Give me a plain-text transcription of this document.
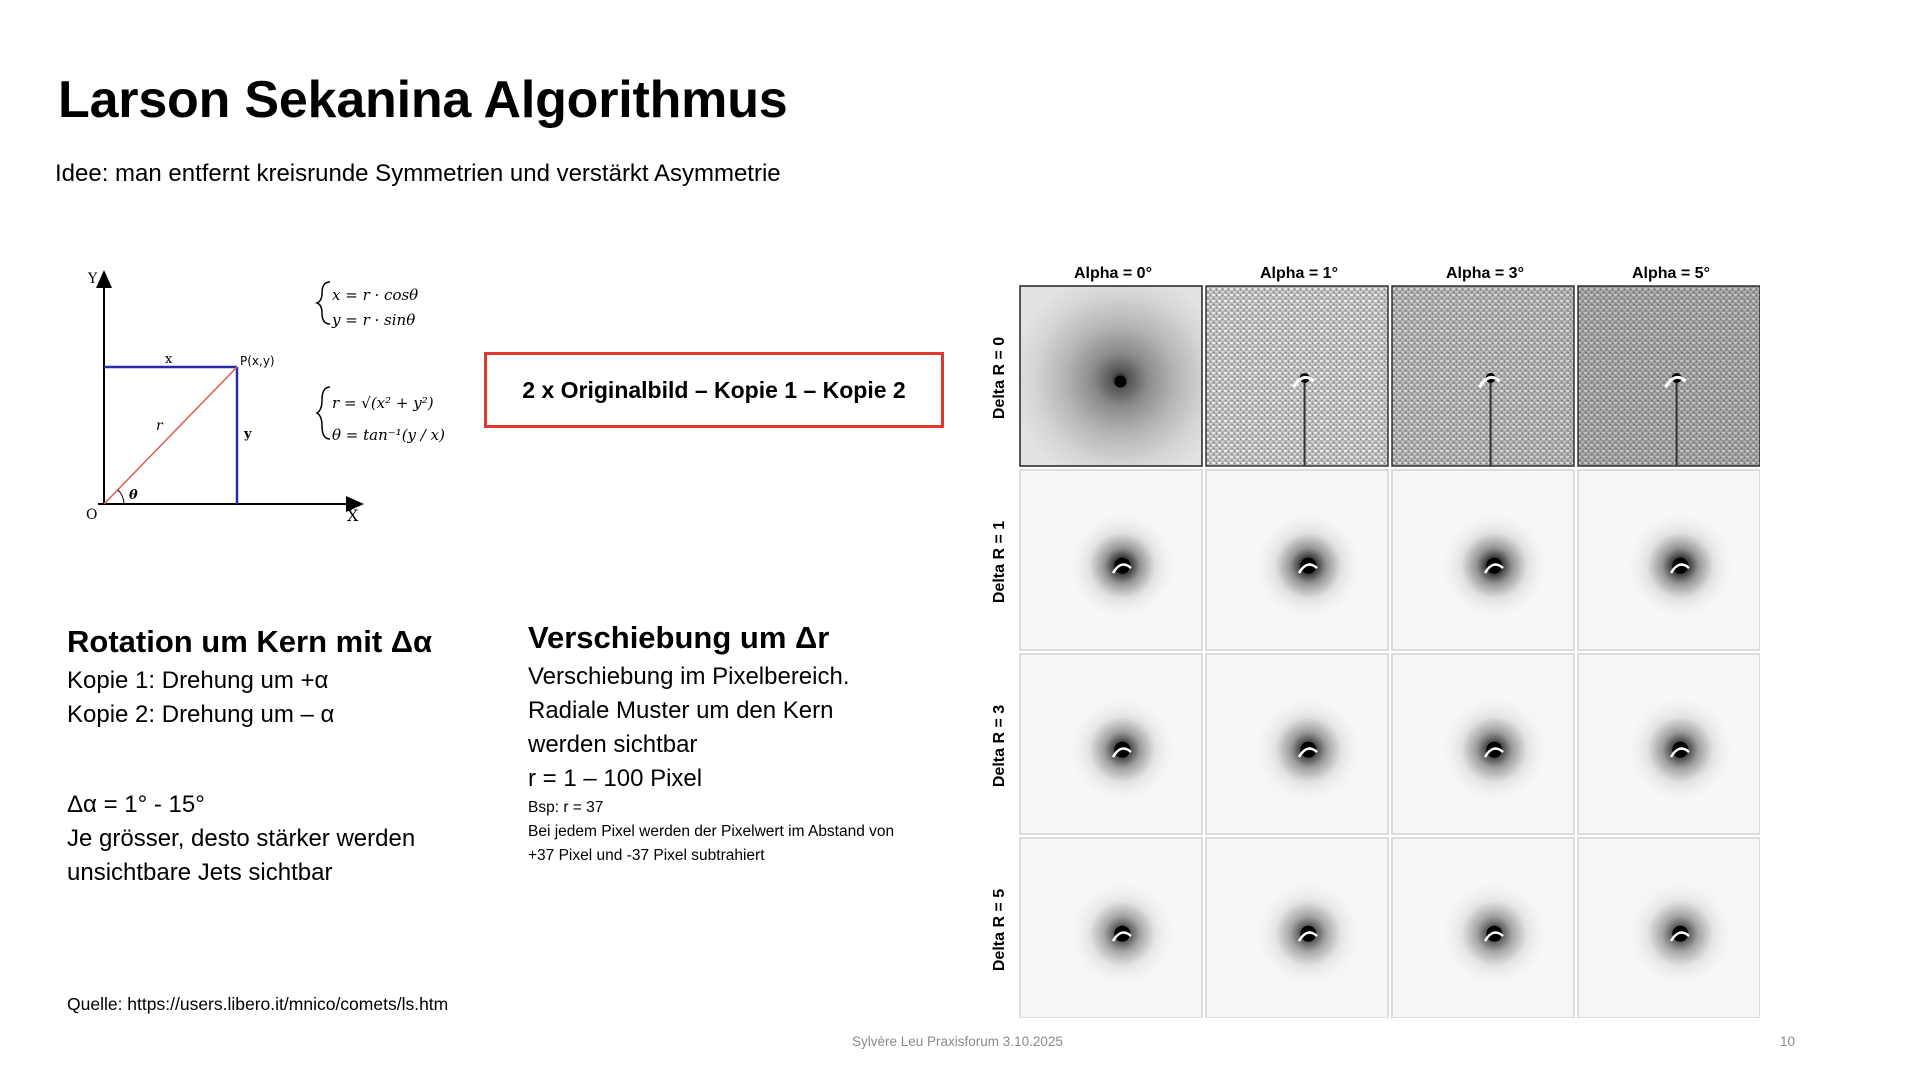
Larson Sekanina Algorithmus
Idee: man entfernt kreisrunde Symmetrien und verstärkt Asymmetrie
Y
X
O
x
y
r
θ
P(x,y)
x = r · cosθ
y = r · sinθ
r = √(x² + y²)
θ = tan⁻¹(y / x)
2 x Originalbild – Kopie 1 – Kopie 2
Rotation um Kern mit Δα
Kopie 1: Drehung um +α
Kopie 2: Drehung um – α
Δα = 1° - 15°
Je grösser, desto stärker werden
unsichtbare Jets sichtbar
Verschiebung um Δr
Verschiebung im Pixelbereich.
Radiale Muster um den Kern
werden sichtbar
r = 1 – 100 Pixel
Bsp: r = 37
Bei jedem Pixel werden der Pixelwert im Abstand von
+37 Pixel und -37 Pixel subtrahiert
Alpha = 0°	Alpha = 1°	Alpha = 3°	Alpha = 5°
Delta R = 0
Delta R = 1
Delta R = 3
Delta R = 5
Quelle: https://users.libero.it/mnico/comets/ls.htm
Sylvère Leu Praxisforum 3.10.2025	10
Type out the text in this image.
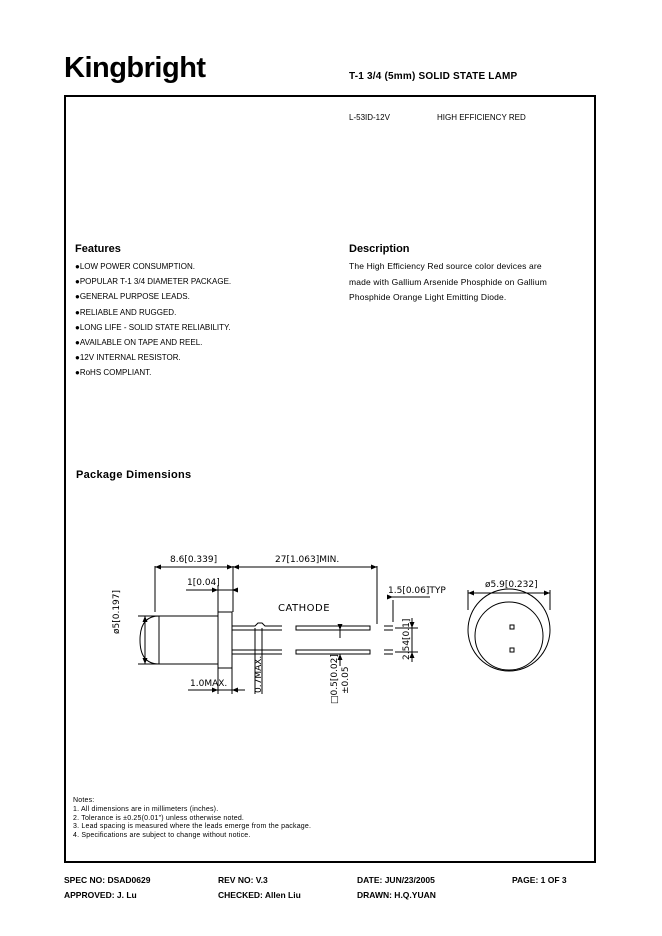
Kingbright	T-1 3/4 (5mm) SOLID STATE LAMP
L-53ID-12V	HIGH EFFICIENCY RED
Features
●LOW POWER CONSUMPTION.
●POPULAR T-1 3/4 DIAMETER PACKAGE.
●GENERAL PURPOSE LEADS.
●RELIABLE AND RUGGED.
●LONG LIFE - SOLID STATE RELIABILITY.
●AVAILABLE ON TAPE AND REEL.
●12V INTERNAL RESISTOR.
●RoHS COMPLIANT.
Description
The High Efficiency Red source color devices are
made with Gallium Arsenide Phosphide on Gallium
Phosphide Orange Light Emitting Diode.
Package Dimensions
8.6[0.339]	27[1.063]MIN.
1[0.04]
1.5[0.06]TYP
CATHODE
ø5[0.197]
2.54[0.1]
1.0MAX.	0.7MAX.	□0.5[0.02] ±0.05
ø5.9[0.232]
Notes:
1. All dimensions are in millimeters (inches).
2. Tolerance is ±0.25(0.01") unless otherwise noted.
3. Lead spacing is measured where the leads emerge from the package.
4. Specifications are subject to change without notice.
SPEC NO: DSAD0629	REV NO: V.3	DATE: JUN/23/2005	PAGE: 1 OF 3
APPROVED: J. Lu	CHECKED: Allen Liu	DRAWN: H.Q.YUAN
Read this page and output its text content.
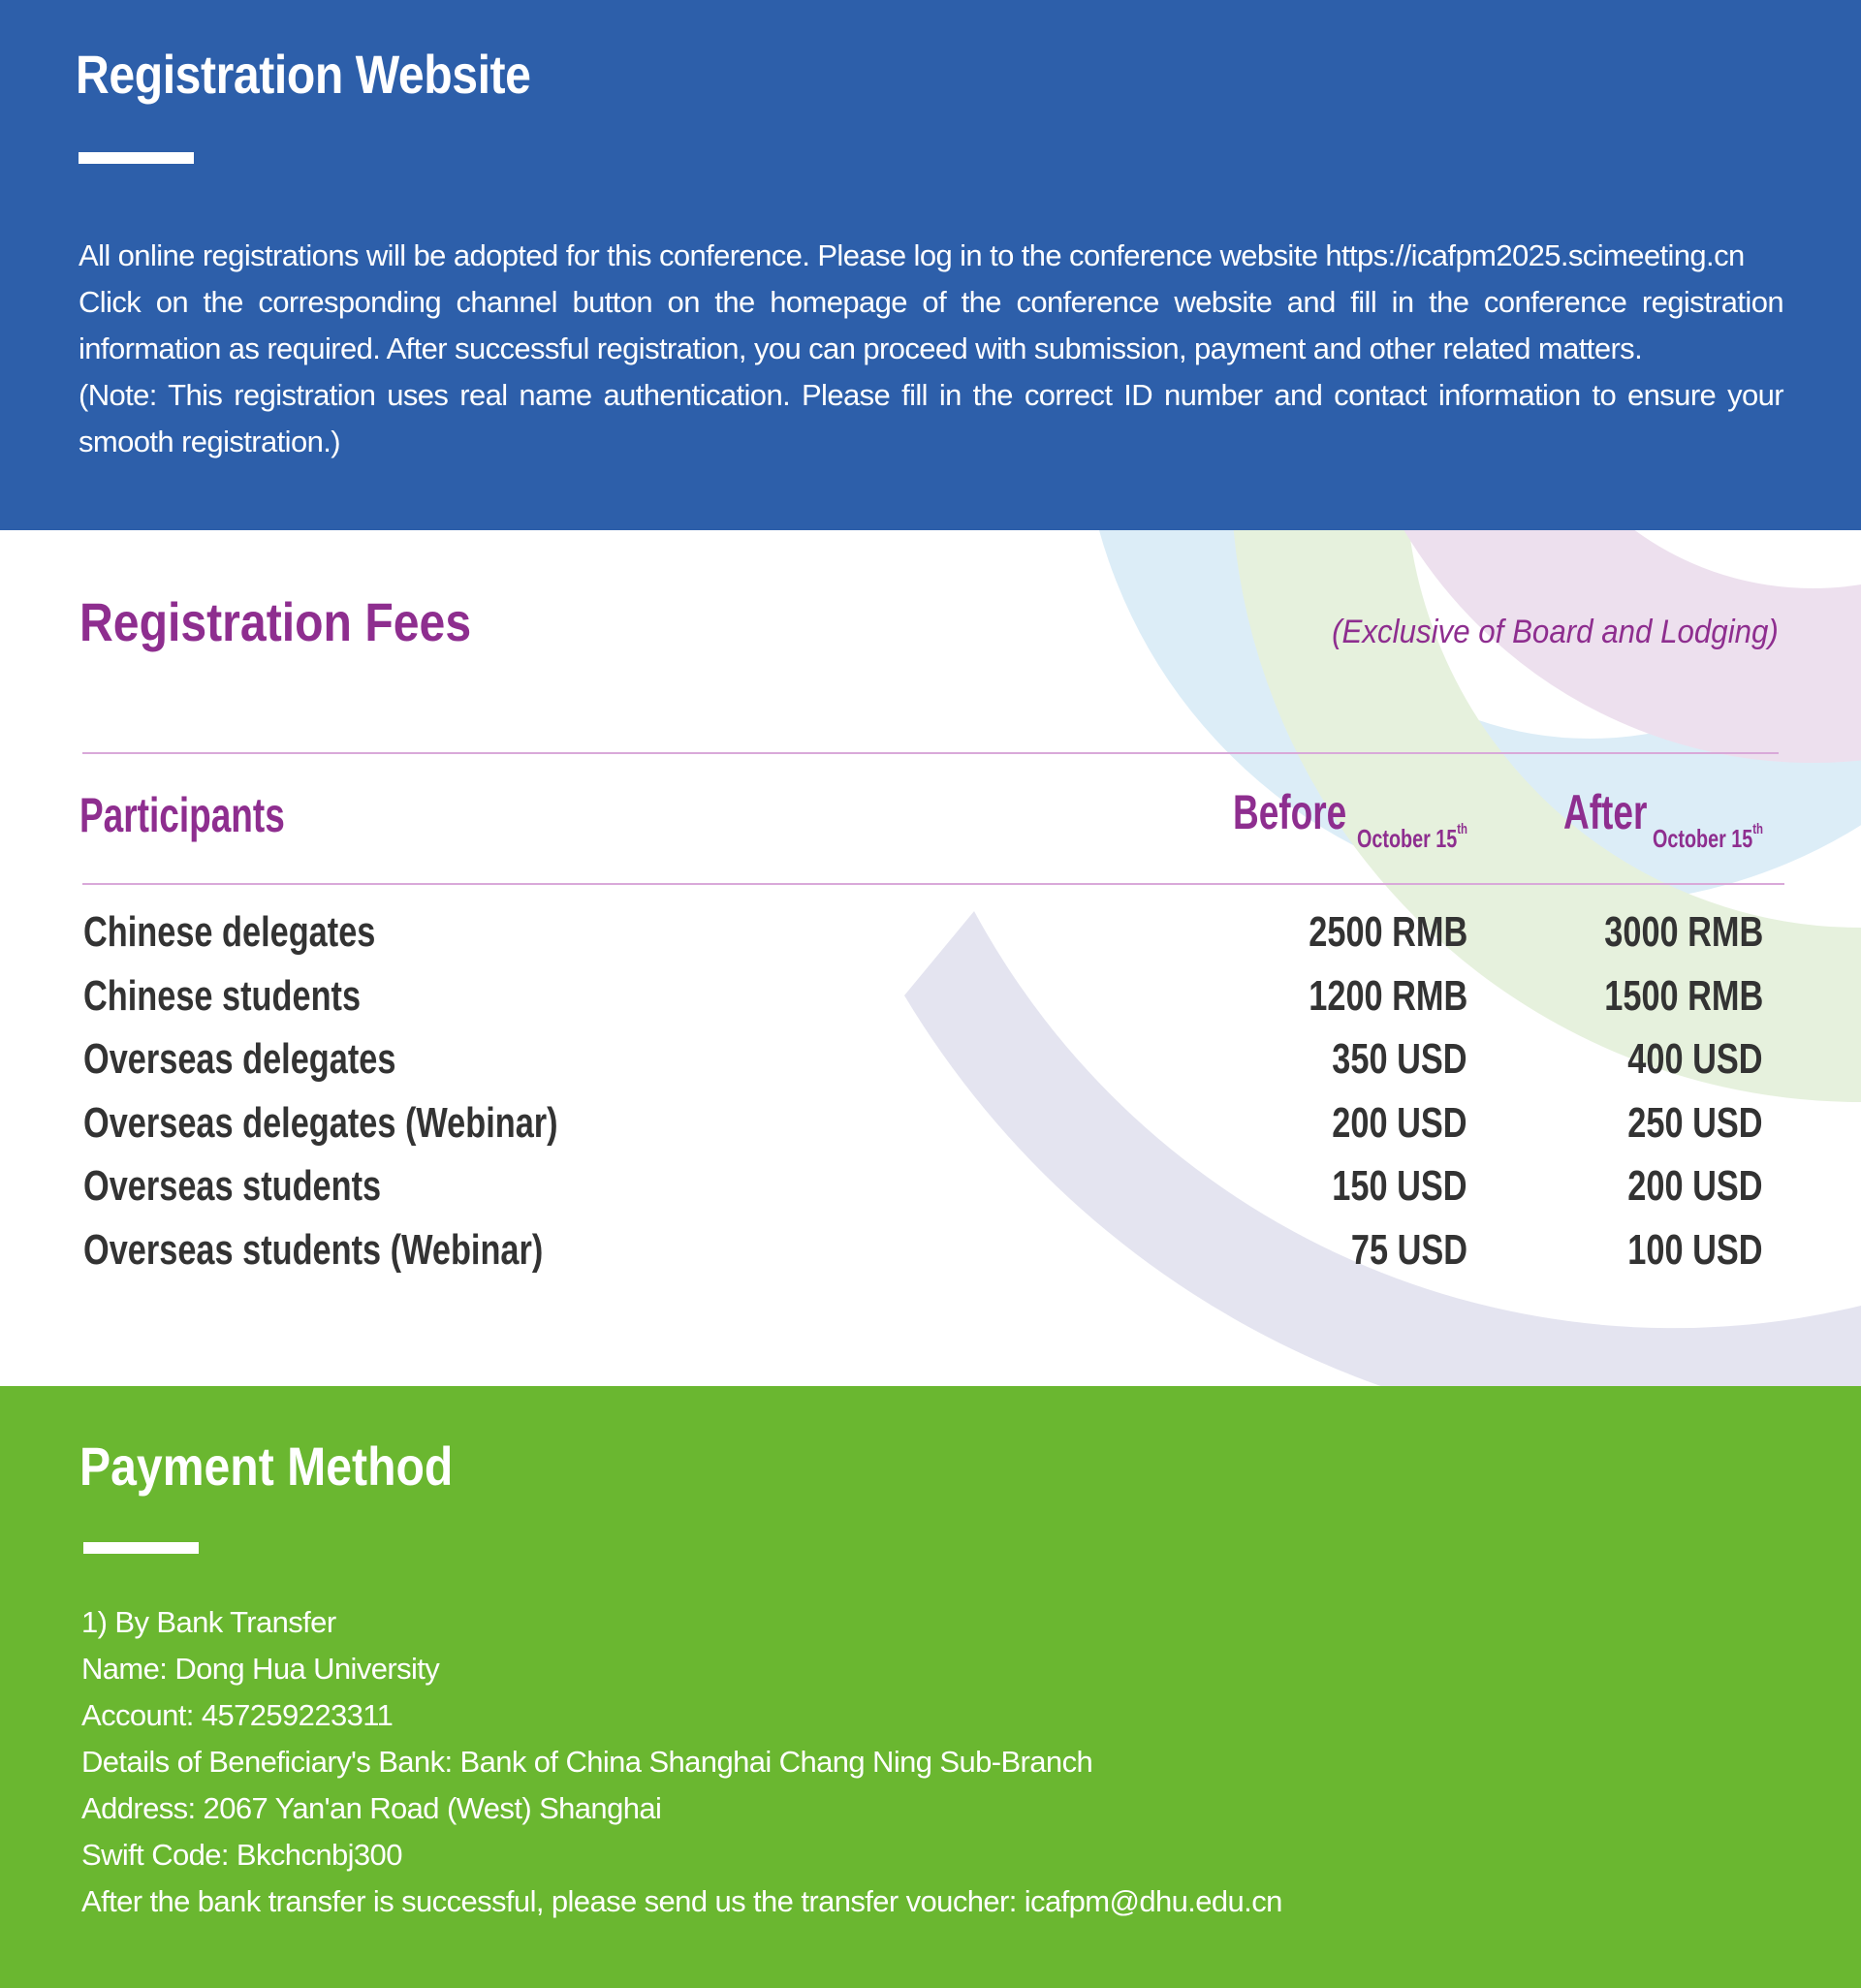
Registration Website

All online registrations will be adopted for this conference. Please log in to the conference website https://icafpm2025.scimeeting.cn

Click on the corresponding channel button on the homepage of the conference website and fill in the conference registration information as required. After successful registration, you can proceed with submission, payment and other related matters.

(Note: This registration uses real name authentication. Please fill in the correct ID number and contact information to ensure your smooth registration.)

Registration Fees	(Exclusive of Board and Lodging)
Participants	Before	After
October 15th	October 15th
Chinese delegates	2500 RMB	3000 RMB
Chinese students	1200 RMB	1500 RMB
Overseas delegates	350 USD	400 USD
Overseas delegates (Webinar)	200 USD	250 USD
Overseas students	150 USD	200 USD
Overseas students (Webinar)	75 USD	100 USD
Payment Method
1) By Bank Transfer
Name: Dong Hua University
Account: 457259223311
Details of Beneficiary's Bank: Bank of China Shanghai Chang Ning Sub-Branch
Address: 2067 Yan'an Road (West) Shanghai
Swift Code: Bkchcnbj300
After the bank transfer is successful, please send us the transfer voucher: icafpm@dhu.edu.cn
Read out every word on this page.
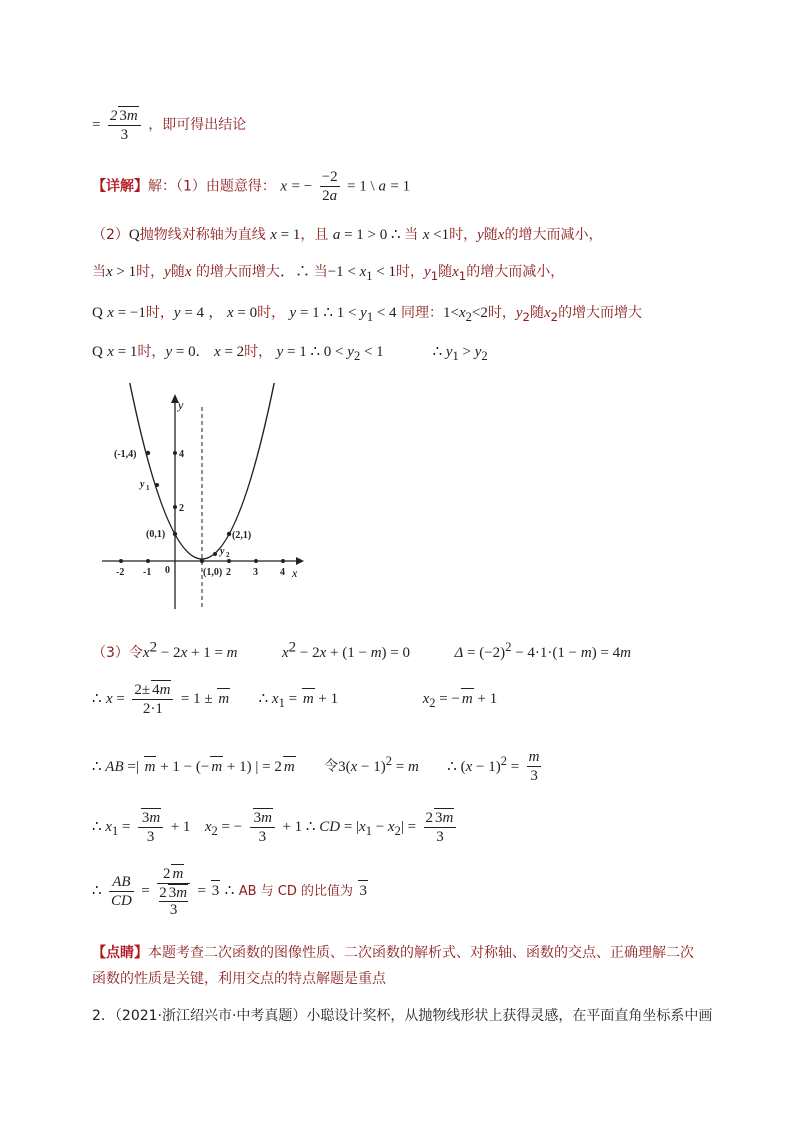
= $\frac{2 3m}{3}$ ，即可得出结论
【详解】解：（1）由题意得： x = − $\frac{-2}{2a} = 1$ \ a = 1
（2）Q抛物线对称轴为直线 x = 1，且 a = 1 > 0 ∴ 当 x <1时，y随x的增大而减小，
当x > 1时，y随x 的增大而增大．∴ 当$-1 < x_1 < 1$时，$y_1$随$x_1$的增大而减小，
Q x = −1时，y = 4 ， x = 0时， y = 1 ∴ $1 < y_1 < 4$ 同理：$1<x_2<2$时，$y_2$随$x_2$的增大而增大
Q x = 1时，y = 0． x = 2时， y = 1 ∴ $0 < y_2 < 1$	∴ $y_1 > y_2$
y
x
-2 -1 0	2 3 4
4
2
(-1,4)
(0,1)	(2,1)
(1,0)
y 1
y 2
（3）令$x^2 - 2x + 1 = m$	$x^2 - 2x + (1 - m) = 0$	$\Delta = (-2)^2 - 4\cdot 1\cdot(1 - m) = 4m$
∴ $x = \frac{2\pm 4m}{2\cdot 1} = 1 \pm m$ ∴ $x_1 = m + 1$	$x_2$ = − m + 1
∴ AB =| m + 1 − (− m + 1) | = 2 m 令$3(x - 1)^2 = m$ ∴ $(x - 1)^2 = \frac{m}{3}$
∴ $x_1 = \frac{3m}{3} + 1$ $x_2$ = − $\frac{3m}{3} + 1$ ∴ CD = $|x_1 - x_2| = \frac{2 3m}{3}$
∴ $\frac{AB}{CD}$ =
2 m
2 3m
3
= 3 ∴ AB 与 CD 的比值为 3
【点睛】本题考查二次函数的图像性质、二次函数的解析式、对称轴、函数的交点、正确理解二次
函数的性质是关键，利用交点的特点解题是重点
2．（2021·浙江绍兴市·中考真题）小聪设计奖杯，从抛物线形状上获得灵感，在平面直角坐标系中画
____________________
TASK BRIEF:
Give the number of lines in the data that contain "Phosphide", with no other words.

COMPLETE ANSWER:
2